*STATED GOAL*. Retype, word for word, the line containing "Convert this chart" and every line after it to the end. Skip pictures.

# # #

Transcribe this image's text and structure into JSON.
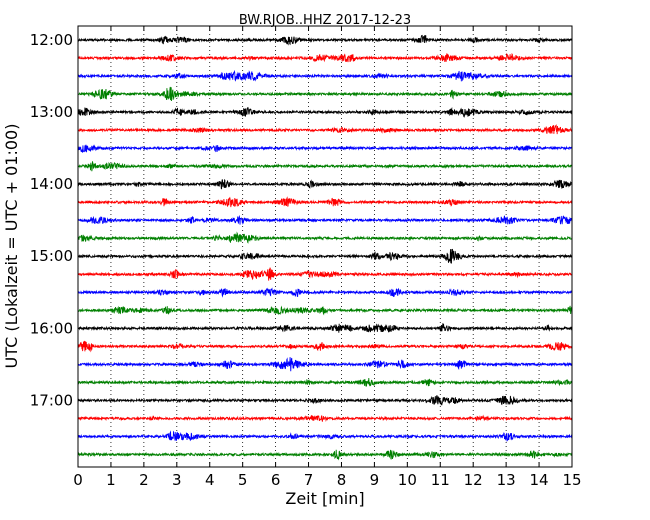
{
  "chart_data": {
    "type": "line",
    "title": "BW.RJOB..HHZ 2017-12-23",
    "xlabel": "Zeit  [min]",
    "ylabel": "UTC (Lokalzeit = UTC + 01:00)",
    "xlim": [
      0,
      15
    ],
    "x_ticks": [
      "0",
      "1",
      "2",
      "3",
      "4",
      "5",
      "6",
      "7",
      "8",
      "9",
      "10",
      "11",
      "12",
      "13",
      "14",
      "15"
    ],
    "y_ticks": [
      "12:00",
      "13:00",
      "14:00",
      "15:00",
      "16:00",
      "17:00"
    ],
    "grid": "vertical dotted",
    "trace_interval_minutes": 15,
    "trace_colors": [
      "#000000",
      "#ff0000",
      "#0000ff",
      "#008000"
    ],
    "series": [
      {
        "start": "12:00",
        "color": "#000000"
      },
      {
        "start": "12:15",
        "color": "#ff0000"
      },
      {
        "start": "12:30",
        "color": "#0000ff"
      },
      {
        "start": "12:45",
        "color": "#008000"
      },
      {
        "start": "13:00",
        "color": "#000000"
      },
      {
        "start": "13:15",
        "color": "#ff0000"
      },
      {
        "start": "13:30",
        "color": "#0000ff"
      },
      {
        "start": "13:45",
        "color": "#008000"
      },
      {
        "start": "14:00",
        "color": "#000000"
      },
      {
        "start": "14:15",
        "color": "#ff0000"
      },
      {
        "start": "14:30",
        "color": "#0000ff"
      },
      {
        "start": "14:45",
        "color": "#008000"
      },
      {
        "start": "15:00",
        "color": "#000000"
      },
      {
        "start": "15:15",
        "color": "#ff0000"
      },
      {
        "start": "15:30",
        "color": "#0000ff"
      },
      {
        "start": "15:45",
        "color": "#008000"
      },
      {
        "start": "16:00",
        "color": "#000000"
      },
      {
        "start": "16:15",
        "color": "#ff0000"
      },
      {
        "start": "16:30",
        "color": "#0000ff"
      },
      {
        "start": "16:45",
        "color": "#008000"
      },
      {
        "start": "17:00",
        "color": "#000000"
      },
      {
        "start": "17:15",
        "color": "#ff0000"
      },
      {
        "start": "17:30",
        "color": "#0000ff"
      },
      {
        "start": "17:45",
        "color": "#008000"
      }
    ]
  }
}
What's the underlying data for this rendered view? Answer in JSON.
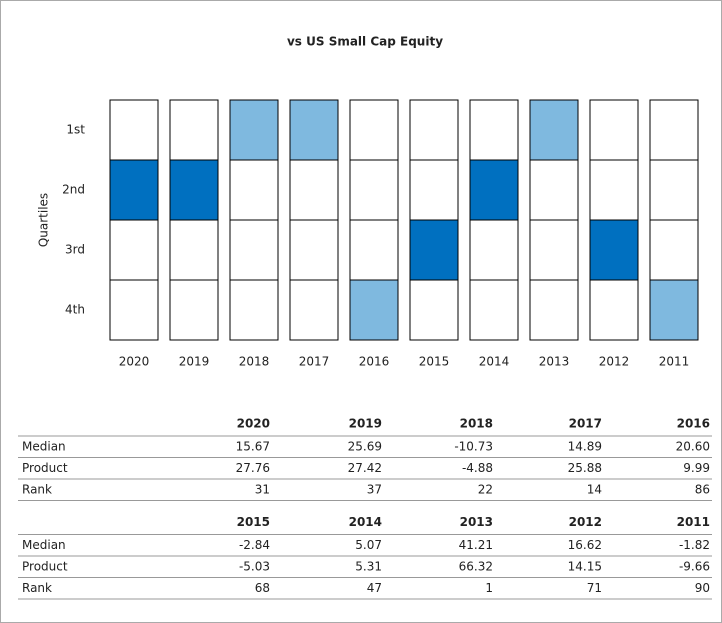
{
  "chart_data": {
    "type": "quartile",
    "title": "vs US Small Cap Equity",
    "y_label": "Quartiles",
    "categories": [
      "2020",
      "2019",
      "2018",
      "2017",
      "2016",
      "2015",
      "2014",
      "2013",
      "2012",
      "2011"
    ],
    "values": [
      2,
      2,
      1,
      1,
      4,
      3,
      2,
      1,
      3,
      4
    ],
    "colors": [
      "#0070c0",
      "#0070c0",
      "#7fb9df",
      "#7fb9df",
      "#7fb9df",
      "#0070c0",
      "#0070c0",
      "#7fb9df",
      "#0070c0",
      "#7fb9df"
    ],
    "ylim": [
      4.5,
      0.5
    ],
    "yticks": [
      {
        "value": 1,
        "label": "1st"
      },
      {
        "value": 2,
        "label": "2nd"
      },
      {
        "value": 3,
        "label": "3rd"
      },
      {
        "value": 4,
        "label": "4th"
      }
    ]
  },
  "tables": [
    {
      "columns": [
        "2020",
        "2019",
        "2018",
        "2017",
        "2016"
      ],
      "rows": [
        {
          "label": "Median",
          "cells": [
            "15.67",
            "25.69",
            "-10.73",
            "14.89",
            "20.60"
          ]
        },
        {
          "label": "Product",
          "cells": [
            "27.76",
            "27.42",
            "-4.88",
            "25.88",
            "9.99"
          ]
        },
        {
          "label": "Rank",
          "cells": [
            "31",
            "37",
            "22",
            "14",
            "86"
          ]
        }
      ]
    },
    {
      "columns": [
        "2015",
        "2014",
        "2013",
        "2012",
        "2011"
      ],
      "rows": [
        {
          "label": "Median",
          "cells": [
            "-2.84",
            "5.07",
            "41.21",
            "16.62",
            "-1.82"
          ]
        },
        {
          "label": "Product",
          "cells": [
            "-5.03",
            "5.31",
            "66.32",
            "14.15",
            "-9.66"
          ]
        },
        {
          "label": "Rank",
          "cells": [
            "68",
            "47",
            "1",
            "71",
            "90"
          ]
        }
      ]
    }
  ]
}
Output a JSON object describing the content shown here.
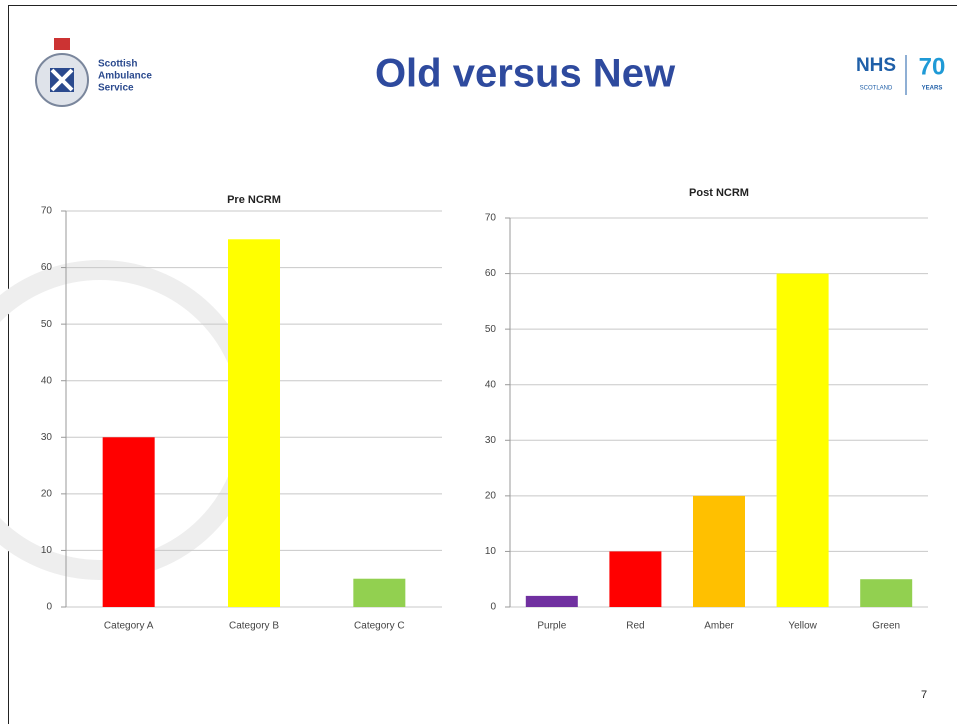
{
  "slide": {
    "title": "Old versus New",
    "page_number": "7",
    "left_logo": [
      "Scottish",
      "Ambulance",
      "Service"
    ],
    "right_logo": {
      "name": "NHS",
      "region": "SCOTLAND",
      "number": "70",
      "caption": "YEARS"
    }
  },
  "chart_data": [
    {
      "type": "bar",
      "title": "Pre NCRM",
      "categories": [
        "Category A",
        "Category B",
        "Category C"
      ],
      "values": [
        30,
        65,
        5
      ],
      "colors": [
        "#ff0000",
        "#ffff00",
        "#92d050"
      ],
      "ylim": [
        0,
        70
      ],
      "yticks": [
        0,
        10,
        20,
        30,
        40,
        50,
        60,
        70
      ],
      "grid": true
    },
    {
      "type": "bar",
      "title": "Post NCRM",
      "categories": [
        "Purple",
        "Red",
        "Amber",
        "Yellow",
        "Green"
      ],
      "values": [
        2,
        10,
        20,
        60,
        5
      ],
      "colors": [
        "#7030a0",
        "#ff0000",
        "#ffc000",
        "#ffff00",
        "#92d050"
      ],
      "ylim": [
        0,
        70
      ],
      "yticks": [
        0,
        10,
        20,
        30,
        40,
        50,
        60,
        70
      ],
      "grid": true
    }
  ]
}
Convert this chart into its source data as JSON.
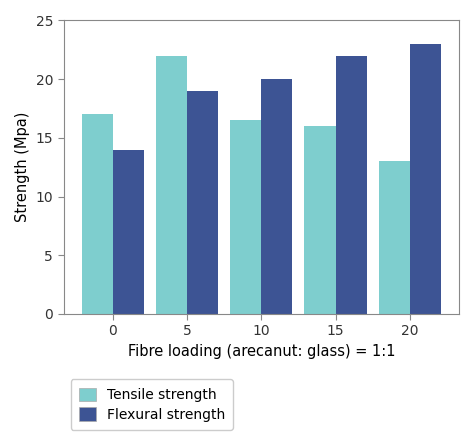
{
  "categories": [
    "0",
    "5",
    "10",
    "15",
    "20"
  ],
  "tensile_values": [
    17,
    22,
    16.5,
    16,
    13
  ],
  "flexural_values": [
    14,
    19,
    20,
    22,
    23
  ],
  "tensile_color": "#7ECECE",
  "flexural_color": "#3D5494",
  "xlabel": "Fibre loading (arecanut: glass) = 1:1",
  "ylabel": "Strength (Mpa)",
  "ylim": [
    0,
    25
  ],
  "yticks": [
    0,
    5,
    10,
    15,
    20,
    25
  ],
  "bar_width": 0.42,
  "legend_tensile": "Tensile strength",
  "legend_flexural": "Flexural strength",
  "background_color": "#ffffff",
  "tick_label_fontsize": 10,
  "axis_label_fontsize": 10.5,
  "legend_fontsize": 10,
  "spine_color": "#888888"
}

# # #

*CORRECT ANSWER*.
Convert this chart into its source data as JSON.
{
  "categories": [
    "0",
    "5",
    "10",
    "15",
    "20"
  ],
  "tensile_values": [
    17,
    22,
    16.5,
    16,
    13
  ],
  "flexural_values": [
    14,
    19,
    20,
    22,
    23
  ],
  "tensile_color": "#7ECECE",
  "flexural_color": "#3D5494",
  "xlabel": "Fibre loading (arecanut: glass) = 1:1",
  "ylabel": "Strength (Mpa)",
  "ylim": [
    0,
    25
  ],
  "yticks": [
    0,
    5,
    10,
    15,
    20,
    25
  ],
  "bar_width": 0.42,
  "legend_tensile": "Tensile strength",
  "legend_flexural": "Flexural strength",
  "background_color": "#ffffff",
  "tick_label_fontsize": 10,
  "axis_label_fontsize": 10.5,
  "legend_fontsize": 10,
  "spine_color": "#888888"
}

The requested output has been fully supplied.